*Work to complete*. Gather all lines containing the string "file" and copy them out.

** START Given records **

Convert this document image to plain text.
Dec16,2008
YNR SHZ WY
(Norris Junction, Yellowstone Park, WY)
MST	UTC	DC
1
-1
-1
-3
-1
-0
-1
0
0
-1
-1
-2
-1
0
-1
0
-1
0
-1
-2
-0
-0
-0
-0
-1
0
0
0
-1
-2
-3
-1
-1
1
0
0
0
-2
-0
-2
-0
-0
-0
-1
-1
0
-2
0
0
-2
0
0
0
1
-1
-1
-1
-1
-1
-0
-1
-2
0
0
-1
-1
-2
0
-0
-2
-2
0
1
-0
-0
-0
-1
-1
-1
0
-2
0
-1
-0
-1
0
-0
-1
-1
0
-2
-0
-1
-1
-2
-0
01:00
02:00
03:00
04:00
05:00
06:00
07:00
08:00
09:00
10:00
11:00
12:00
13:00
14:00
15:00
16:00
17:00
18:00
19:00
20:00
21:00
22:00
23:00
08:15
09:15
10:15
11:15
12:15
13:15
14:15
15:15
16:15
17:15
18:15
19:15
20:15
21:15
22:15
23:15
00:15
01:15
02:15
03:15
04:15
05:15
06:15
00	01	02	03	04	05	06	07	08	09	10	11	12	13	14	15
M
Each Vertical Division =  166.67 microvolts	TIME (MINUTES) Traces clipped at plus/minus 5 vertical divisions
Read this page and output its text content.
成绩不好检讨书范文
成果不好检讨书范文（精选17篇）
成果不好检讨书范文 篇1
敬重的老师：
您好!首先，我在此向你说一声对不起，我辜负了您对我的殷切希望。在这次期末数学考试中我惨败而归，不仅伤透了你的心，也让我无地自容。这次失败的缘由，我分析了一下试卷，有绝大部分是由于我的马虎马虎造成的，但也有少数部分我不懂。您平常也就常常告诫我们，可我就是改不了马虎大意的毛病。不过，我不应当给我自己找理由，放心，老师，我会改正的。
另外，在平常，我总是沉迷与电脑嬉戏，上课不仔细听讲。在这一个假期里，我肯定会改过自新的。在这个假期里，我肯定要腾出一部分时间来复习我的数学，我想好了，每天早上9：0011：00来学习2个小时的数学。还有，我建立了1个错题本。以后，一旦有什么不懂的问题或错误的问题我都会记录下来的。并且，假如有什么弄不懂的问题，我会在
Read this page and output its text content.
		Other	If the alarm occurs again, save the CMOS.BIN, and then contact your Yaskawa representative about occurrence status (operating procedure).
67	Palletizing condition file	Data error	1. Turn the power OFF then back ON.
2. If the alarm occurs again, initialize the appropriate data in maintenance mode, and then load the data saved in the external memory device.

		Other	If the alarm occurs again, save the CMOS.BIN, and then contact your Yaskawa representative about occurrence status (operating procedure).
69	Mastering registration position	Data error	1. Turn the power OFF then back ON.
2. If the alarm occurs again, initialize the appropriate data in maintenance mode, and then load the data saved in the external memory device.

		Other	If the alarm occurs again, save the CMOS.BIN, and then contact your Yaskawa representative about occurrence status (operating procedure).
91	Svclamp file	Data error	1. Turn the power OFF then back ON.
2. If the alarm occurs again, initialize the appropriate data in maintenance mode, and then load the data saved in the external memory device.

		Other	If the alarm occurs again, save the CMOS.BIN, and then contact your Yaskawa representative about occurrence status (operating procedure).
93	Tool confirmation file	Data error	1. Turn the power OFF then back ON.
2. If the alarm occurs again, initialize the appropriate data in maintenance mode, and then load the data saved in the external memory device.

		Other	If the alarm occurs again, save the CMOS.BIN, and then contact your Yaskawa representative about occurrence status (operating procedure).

** END Given records **

*Answer to the task*.
67	Palletizing condition file	Data error	1. Turn the power OFF then back ON.
91	Svclamp file	Data error	1. Turn the power OFF then back ON.
93	Tool confirmation file	Data error	1. Turn the power OFF then back ON.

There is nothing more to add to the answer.